Count how many lines include "Vaccinations" and answer with that number only.

** START OF The records **

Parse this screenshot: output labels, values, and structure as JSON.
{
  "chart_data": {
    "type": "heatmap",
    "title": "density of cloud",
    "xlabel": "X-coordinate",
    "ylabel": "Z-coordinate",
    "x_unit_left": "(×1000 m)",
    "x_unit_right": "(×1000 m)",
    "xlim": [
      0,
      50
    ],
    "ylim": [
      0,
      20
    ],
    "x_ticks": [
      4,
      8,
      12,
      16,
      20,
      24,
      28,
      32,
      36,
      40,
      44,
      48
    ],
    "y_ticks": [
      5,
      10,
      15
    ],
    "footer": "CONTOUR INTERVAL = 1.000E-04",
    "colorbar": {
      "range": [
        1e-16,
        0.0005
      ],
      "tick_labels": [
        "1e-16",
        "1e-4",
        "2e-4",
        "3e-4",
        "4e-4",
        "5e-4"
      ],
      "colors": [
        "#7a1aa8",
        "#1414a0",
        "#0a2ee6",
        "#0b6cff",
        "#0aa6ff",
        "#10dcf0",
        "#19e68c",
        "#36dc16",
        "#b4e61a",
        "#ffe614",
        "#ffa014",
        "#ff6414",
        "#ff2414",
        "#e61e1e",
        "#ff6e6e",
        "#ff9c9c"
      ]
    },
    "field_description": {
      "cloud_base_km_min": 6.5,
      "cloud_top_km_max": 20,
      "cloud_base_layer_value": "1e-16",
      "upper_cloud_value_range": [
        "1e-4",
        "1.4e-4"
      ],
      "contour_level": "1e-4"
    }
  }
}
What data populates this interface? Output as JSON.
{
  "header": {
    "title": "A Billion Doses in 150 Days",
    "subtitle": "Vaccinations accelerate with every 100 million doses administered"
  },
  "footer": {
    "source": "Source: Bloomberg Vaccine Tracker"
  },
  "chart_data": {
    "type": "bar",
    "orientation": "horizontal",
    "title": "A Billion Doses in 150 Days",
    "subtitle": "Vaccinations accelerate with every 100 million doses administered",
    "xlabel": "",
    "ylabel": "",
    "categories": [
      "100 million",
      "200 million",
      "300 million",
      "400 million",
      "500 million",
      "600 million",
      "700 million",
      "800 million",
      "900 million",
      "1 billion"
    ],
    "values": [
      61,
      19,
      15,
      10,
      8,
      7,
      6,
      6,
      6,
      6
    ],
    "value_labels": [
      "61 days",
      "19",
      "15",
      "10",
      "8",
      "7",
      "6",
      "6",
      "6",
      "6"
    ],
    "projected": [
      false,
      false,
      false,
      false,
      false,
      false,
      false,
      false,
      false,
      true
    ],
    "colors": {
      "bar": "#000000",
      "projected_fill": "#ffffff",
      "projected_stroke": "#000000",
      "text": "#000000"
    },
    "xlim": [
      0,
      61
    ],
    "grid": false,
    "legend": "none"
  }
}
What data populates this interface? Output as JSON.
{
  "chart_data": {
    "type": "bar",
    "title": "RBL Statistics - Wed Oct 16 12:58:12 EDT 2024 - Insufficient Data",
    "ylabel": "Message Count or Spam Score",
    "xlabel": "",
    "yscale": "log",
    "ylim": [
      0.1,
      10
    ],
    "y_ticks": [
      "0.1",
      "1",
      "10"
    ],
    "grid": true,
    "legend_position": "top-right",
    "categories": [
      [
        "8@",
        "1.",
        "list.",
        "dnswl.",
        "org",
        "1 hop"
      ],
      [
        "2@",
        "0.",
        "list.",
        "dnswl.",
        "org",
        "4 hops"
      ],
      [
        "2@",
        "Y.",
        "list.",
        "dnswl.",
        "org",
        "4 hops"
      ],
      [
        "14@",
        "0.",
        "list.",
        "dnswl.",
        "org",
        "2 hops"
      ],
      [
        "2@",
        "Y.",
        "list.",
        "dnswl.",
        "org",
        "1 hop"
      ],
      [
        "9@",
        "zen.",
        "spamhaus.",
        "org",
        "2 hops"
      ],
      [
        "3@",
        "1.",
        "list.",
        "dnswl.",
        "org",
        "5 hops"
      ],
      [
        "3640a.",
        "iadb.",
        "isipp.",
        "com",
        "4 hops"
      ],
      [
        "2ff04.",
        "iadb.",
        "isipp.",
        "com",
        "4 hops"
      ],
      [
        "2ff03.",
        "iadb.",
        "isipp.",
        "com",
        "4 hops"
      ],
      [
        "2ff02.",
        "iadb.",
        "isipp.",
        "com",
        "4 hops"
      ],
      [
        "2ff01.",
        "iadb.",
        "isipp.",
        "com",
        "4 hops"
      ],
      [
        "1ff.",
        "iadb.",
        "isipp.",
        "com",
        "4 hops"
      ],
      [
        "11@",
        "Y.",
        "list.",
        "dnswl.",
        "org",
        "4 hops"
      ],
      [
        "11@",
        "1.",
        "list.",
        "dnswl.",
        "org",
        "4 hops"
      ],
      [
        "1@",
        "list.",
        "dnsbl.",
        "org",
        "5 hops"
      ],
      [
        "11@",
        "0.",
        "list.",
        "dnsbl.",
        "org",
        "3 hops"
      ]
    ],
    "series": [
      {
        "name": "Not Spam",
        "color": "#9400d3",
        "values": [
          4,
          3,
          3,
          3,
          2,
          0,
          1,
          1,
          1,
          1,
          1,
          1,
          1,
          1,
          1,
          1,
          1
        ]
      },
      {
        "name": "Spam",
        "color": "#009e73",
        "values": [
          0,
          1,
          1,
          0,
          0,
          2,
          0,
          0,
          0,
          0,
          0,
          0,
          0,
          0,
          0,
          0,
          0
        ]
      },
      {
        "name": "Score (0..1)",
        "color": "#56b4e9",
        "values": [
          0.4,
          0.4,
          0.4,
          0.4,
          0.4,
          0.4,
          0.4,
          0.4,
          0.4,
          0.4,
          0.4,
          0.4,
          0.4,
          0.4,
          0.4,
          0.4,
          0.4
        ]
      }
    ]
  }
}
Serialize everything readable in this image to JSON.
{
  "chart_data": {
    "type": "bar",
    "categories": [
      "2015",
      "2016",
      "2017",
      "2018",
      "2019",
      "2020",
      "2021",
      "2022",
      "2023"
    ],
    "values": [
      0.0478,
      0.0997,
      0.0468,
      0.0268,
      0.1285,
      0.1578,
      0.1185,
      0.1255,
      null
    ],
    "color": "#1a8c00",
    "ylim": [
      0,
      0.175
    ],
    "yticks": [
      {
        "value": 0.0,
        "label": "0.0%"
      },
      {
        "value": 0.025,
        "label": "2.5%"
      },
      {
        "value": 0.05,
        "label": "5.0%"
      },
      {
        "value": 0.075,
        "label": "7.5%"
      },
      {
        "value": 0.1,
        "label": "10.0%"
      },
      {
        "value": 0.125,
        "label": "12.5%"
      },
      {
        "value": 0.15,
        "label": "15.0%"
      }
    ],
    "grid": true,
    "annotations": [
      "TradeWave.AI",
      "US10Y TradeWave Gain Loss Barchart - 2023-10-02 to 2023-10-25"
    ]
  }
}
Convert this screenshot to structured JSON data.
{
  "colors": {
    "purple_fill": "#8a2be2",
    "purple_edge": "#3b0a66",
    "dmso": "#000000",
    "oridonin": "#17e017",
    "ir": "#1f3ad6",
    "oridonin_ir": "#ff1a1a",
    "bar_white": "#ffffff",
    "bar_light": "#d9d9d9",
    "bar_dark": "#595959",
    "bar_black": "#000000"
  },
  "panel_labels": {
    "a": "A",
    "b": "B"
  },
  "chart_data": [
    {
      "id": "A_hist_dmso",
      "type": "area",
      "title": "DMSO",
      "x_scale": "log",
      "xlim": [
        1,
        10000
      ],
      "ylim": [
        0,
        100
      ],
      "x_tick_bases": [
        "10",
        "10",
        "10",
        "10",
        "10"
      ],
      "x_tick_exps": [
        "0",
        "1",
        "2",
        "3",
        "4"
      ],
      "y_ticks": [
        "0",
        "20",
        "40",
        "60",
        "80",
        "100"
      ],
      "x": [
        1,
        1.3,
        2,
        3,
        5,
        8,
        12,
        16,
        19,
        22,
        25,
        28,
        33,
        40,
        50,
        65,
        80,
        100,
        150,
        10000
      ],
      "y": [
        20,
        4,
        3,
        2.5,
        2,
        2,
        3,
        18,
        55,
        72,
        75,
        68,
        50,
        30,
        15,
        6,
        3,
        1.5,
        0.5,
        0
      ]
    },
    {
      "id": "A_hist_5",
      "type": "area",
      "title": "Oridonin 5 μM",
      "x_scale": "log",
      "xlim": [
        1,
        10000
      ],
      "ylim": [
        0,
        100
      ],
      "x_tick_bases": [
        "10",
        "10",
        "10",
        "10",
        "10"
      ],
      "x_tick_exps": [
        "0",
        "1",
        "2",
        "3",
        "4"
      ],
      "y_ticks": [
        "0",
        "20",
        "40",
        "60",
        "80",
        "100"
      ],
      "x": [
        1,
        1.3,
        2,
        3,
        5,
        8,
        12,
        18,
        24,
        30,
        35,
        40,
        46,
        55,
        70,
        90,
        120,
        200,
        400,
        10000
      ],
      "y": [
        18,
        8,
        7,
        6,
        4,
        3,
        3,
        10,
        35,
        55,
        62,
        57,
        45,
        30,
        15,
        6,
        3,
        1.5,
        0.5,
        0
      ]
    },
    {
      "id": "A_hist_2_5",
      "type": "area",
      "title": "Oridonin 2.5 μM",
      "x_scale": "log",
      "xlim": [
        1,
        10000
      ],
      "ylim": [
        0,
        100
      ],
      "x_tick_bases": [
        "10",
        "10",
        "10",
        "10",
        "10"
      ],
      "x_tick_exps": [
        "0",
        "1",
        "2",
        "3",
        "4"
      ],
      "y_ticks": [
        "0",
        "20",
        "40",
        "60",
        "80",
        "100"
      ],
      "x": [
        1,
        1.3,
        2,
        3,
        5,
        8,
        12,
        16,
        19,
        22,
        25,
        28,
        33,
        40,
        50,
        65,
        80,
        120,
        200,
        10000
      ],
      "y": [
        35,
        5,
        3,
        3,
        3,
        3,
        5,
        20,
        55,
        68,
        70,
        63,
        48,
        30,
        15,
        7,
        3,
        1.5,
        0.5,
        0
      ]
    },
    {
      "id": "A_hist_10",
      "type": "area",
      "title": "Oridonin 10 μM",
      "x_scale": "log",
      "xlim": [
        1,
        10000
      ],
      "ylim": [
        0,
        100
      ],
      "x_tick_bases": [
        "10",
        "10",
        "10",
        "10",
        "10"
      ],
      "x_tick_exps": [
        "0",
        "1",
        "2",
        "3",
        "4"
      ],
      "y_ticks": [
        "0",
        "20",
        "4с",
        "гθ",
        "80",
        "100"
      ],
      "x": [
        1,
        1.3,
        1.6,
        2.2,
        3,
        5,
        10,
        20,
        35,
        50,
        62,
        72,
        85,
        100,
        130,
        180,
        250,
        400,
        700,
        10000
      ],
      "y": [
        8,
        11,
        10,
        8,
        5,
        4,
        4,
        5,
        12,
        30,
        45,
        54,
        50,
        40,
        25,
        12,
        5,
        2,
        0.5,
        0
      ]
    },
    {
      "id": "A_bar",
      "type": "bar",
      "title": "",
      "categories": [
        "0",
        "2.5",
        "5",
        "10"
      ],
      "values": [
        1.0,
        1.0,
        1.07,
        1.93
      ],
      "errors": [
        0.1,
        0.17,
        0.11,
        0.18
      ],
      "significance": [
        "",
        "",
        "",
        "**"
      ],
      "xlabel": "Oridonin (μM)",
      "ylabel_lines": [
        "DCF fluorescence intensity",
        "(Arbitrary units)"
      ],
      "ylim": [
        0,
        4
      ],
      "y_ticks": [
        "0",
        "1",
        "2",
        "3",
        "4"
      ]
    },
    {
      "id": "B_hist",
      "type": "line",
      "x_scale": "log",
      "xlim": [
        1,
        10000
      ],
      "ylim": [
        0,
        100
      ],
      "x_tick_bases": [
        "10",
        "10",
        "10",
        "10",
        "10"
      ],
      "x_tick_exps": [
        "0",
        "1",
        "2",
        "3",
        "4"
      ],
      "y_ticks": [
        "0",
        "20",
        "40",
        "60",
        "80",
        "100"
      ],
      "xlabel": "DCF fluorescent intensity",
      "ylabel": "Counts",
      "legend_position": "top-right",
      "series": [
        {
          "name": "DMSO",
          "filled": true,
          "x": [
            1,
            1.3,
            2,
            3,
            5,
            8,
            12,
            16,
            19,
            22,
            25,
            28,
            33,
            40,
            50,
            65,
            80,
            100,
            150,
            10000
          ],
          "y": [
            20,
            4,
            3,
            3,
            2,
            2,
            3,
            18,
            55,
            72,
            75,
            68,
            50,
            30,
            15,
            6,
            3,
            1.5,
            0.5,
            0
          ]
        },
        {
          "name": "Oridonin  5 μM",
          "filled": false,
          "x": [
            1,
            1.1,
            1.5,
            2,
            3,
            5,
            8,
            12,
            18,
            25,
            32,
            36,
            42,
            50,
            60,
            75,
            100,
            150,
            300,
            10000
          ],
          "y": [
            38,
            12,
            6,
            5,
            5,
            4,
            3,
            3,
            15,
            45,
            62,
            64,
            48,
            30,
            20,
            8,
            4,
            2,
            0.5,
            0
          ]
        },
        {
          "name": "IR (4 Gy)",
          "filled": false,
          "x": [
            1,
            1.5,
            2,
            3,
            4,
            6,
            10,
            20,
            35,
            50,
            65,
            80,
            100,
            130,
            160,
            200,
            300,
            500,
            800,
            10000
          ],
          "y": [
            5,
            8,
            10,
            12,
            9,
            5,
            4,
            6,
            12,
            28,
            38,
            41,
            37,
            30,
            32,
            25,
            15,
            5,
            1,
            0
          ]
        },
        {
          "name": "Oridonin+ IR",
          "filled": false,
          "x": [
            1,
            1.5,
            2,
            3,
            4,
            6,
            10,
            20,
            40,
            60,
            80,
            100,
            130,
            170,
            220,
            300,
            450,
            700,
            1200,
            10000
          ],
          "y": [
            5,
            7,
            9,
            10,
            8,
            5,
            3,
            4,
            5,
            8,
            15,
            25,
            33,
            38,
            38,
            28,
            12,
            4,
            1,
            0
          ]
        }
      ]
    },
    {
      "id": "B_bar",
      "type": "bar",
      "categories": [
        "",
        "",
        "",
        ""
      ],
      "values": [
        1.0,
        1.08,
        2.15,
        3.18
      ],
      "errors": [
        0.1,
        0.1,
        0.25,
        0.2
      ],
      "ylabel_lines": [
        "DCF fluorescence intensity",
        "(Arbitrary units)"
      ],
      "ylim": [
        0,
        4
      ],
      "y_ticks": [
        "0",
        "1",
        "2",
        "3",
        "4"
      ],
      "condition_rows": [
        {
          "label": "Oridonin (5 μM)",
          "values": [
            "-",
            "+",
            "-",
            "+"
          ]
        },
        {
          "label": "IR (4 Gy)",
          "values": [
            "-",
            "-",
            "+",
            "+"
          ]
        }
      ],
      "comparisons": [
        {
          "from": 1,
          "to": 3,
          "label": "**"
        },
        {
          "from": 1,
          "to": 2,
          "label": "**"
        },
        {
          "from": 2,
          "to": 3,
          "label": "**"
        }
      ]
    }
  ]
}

** END OF The records **

• Task result: 2